Print the records below exactly as they appear.

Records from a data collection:
════════════════════

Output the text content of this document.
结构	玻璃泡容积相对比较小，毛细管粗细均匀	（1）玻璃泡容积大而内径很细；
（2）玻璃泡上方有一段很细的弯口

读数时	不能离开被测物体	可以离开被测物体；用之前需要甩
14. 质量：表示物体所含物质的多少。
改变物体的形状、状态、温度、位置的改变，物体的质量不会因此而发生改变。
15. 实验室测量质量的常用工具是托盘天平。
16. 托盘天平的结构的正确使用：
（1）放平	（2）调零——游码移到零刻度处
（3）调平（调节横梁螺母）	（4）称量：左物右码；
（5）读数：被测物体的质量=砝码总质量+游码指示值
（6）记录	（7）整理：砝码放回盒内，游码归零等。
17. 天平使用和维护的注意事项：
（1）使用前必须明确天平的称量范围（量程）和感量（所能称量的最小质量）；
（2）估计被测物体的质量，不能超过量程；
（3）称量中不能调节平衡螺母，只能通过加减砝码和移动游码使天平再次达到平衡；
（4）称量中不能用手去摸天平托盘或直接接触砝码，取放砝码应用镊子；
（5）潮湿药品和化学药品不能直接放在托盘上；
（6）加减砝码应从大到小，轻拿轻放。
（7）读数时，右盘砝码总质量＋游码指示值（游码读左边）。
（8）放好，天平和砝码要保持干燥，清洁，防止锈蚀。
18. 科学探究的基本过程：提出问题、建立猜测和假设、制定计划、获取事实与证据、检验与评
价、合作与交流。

════════════════════

**RESULT FOR THIS EXERCISE**
Output the text content of this document.
结构	玻璃泡容积相对比较小，毛细管粗细均匀	（1）玻璃泡容积大而内径很细；
（2）玻璃泡上方有一段很细的弯口

读数时	不能离开被测物体	可以离开被测物体；用之前需要甩
14. 质量：表示物体所含物质的多少。
改变物体的形状、状态、温度、位置的改变，物体的质量不会因此而发生改变。
15. 实验室测量质量的常用工具是托盘天平。
16. 托盘天平的结构的正确使用：
（1）放平	（2）调零——游码移到零刻度处
（3）调平（调节横梁螺母）	（4）称量：左物右码；
（5）读数：被测物体的质量=砝码总质量+游码指示值
（6）记录	（7）整理：砝码放回盒内，游码归零等。
17. 天平使用和维护的注意事项：
（1）使用前必须明确天平的称量范围（量程）和感量（所能称量的最小质量）；
（2）估计被测物体的质量，不能超过量程；
（3）称量中不能调节平衡螺母，只能通过加减砝码和移动游码使天平再次达到平衡；
（4）称量中不能用手去摸天平托盘或直接接触砝码，取放砝码应用镊子；
（5）潮湿药品和化学药品不能直接放在托盘上；
（6）加减砝码应从大到小，轻拿轻放。
（7）读数时，右盘砝码总质量＋游码指示值（游码读左边）。
（8）放好，天平和砝码要保持干燥，清洁，防止锈蚀。
18. 科学探究的基本过程：提出问题、建立猜测和假设、制定计划、获取事实与证据、检验与评
价、合作与交流。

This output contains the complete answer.